[Begin Extracted material]

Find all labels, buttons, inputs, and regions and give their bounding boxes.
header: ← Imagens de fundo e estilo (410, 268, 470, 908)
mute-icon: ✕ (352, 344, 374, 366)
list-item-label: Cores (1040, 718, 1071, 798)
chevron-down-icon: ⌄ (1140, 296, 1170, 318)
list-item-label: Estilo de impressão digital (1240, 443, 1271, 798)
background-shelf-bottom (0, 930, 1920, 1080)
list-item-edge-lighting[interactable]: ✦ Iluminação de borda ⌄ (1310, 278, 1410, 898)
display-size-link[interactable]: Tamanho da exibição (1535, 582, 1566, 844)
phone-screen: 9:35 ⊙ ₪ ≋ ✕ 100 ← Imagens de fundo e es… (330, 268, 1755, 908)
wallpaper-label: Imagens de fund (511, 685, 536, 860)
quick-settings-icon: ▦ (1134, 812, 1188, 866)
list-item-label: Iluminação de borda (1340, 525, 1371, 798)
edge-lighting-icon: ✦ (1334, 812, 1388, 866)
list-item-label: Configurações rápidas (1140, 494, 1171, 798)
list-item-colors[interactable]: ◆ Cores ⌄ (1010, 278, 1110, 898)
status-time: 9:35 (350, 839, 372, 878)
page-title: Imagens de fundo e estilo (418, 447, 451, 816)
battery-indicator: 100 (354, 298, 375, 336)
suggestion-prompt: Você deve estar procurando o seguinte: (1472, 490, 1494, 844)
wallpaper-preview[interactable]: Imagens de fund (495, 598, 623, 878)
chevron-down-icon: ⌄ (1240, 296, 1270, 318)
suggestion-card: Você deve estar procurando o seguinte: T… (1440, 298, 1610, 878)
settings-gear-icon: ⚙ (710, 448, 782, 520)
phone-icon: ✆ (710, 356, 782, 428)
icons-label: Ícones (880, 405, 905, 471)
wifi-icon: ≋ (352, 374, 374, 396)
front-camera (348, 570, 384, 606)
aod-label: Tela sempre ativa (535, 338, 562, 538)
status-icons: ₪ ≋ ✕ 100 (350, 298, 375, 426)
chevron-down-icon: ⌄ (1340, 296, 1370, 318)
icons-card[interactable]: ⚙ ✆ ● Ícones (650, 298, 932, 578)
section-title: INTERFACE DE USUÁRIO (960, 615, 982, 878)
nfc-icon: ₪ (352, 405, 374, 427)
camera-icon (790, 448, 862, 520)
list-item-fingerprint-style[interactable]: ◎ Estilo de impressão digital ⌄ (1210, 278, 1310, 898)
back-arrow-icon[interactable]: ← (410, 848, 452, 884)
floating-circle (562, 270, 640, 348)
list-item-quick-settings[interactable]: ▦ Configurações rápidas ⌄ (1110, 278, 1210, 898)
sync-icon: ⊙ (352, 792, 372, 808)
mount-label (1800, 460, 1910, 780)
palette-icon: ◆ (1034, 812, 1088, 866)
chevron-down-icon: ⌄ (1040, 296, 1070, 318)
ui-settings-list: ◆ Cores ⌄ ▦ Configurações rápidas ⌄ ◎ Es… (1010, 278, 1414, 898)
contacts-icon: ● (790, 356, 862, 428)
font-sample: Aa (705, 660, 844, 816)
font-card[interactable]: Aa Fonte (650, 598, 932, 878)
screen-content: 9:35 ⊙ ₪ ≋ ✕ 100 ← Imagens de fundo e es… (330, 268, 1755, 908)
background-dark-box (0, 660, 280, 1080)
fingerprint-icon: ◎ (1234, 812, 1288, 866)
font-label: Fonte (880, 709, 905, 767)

[End Extracted material]

» **Given exercise**
Return, unchanged, every row from the first one down to and including the row that contains "background-shelf-bottom (0, 930, 1920, 1080)".

» **Worked solution**
Find all labels, buttons, inputs, and regions and give their bounding boxes.
header: ← Imagens de fundo e estilo (410, 268, 470, 908)
mute-icon: ✕ (352, 344, 374, 366)
list-item-label: Cores (1040, 718, 1071, 798)
chevron-down-icon: ⌄ (1140, 296, 1170, 318)
list-item-label: Estilo de impressão digital (1240, 443, 1271, 798)
background-shelf-bottom (0, 930, 1920, 1080)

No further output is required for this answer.